**Task description**
Your task is to gather the lines below that hold the string "text".

[Source records]

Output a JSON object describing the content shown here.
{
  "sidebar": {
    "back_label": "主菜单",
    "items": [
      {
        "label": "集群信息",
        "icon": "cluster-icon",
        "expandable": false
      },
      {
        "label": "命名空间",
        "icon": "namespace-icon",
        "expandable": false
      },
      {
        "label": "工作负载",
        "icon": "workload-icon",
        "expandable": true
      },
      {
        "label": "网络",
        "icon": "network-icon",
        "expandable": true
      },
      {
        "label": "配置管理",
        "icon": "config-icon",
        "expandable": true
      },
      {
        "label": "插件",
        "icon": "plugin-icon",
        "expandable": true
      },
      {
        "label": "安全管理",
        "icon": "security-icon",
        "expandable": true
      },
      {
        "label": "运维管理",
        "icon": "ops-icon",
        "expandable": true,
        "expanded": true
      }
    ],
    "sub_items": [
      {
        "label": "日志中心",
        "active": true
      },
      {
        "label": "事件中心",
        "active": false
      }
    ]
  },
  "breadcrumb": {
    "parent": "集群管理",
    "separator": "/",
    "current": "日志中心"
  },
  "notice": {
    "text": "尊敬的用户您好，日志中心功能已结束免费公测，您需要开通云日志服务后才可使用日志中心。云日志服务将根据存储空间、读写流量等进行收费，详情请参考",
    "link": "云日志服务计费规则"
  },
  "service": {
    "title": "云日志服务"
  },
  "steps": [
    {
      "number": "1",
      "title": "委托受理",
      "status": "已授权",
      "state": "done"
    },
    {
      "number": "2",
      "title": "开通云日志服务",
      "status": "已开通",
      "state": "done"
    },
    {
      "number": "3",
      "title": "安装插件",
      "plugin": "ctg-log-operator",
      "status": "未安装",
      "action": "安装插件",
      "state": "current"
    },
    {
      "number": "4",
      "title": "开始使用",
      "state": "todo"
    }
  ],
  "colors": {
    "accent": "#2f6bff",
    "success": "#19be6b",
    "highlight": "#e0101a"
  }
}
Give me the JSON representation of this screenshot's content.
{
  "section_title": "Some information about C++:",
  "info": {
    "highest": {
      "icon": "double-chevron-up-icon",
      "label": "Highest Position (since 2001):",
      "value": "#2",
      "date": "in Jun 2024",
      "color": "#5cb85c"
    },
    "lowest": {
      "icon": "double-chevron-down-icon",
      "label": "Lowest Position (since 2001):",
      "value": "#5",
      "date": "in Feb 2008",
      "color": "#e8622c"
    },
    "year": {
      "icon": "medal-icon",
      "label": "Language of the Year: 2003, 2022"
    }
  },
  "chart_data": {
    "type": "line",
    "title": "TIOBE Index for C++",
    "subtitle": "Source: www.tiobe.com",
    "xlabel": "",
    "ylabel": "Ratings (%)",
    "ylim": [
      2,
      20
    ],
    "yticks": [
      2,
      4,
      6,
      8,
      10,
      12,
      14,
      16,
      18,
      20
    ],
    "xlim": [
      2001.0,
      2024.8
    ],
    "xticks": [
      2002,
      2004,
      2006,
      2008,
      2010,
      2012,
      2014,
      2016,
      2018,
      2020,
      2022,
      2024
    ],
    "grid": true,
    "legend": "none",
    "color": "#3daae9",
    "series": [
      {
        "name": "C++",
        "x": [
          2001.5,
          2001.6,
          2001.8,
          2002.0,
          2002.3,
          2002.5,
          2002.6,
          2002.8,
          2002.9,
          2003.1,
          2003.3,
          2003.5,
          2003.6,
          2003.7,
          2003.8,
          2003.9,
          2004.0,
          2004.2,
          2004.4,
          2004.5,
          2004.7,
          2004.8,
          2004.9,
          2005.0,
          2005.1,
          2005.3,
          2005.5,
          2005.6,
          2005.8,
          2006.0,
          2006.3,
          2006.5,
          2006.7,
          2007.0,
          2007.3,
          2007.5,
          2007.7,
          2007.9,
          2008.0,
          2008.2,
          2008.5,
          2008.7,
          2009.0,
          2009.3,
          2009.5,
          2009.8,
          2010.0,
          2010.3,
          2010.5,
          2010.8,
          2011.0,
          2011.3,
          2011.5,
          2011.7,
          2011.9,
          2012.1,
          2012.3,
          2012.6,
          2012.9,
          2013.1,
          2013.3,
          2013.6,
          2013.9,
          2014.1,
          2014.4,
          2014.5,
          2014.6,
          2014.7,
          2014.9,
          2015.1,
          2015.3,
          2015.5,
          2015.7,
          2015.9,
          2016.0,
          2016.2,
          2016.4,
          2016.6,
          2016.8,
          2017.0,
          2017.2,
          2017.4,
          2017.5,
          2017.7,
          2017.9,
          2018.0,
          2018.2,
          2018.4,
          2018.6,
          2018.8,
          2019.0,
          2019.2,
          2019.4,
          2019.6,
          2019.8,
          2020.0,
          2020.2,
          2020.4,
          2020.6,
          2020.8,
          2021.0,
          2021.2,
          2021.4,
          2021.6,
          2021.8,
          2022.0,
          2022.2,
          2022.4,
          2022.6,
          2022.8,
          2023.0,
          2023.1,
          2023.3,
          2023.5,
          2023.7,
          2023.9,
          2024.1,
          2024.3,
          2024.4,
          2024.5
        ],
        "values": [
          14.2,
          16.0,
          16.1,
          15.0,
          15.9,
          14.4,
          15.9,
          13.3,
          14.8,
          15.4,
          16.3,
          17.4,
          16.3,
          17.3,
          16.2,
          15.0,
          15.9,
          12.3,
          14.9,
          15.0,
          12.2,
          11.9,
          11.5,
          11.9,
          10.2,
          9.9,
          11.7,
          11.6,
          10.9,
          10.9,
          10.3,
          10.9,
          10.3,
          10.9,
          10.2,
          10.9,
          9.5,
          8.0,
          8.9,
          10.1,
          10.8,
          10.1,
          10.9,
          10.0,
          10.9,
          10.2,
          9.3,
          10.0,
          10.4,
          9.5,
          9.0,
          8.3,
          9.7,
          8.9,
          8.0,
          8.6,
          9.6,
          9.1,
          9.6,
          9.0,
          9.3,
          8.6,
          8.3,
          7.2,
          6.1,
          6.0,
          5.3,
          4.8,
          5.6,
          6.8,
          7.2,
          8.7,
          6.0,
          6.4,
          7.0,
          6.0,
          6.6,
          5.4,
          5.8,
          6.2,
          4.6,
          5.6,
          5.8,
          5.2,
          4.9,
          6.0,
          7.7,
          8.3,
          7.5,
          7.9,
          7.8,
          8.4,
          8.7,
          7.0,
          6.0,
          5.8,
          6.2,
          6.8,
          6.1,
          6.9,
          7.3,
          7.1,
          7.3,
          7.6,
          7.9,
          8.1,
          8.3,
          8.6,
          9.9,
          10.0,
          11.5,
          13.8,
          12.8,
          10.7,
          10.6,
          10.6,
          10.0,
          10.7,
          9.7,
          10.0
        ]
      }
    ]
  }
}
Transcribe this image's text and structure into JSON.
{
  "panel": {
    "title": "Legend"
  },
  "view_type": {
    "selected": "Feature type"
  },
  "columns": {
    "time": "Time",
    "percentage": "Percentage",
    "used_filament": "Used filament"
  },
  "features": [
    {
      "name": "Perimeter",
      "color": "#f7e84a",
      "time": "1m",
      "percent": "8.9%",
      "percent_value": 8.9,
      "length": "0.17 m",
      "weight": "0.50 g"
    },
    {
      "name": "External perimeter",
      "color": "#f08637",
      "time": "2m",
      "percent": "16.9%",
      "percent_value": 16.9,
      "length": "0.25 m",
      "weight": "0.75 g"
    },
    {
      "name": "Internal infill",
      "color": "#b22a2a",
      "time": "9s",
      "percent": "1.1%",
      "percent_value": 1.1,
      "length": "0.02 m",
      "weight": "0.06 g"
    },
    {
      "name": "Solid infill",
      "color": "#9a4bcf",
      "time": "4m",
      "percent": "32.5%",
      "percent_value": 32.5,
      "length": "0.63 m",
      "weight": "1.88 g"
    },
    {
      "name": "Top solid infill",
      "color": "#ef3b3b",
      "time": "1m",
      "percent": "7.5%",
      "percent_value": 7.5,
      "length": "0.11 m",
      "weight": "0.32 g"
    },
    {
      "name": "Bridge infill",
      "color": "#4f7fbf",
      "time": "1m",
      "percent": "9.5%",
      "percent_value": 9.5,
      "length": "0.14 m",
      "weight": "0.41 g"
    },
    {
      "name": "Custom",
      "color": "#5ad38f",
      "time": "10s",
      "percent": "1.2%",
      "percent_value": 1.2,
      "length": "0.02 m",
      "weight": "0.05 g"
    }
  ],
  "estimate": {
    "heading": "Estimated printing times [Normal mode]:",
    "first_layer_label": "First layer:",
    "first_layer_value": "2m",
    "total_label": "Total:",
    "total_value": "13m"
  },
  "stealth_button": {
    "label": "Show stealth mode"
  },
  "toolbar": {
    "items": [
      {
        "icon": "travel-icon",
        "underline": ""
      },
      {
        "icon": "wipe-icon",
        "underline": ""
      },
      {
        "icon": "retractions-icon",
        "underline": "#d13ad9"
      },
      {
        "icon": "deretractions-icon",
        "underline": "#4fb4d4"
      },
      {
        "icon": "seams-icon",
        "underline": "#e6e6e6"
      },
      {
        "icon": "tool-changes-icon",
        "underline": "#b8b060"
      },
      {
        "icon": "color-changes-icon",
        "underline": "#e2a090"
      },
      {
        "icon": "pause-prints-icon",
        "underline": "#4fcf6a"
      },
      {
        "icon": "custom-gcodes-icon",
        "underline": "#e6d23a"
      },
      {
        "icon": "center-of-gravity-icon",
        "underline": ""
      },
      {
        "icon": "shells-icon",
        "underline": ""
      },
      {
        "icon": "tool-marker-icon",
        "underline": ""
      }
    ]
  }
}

**Reply to the exercise**
    "text": "尊敬的用户您好，日志中心功能已结束免费公测，您需要开通云日志服务后才可使用日志中心。云日志服务将根据存储空间、读写流量等进行收费，详情请参考",
Transcribe this image's text and structure into JSON.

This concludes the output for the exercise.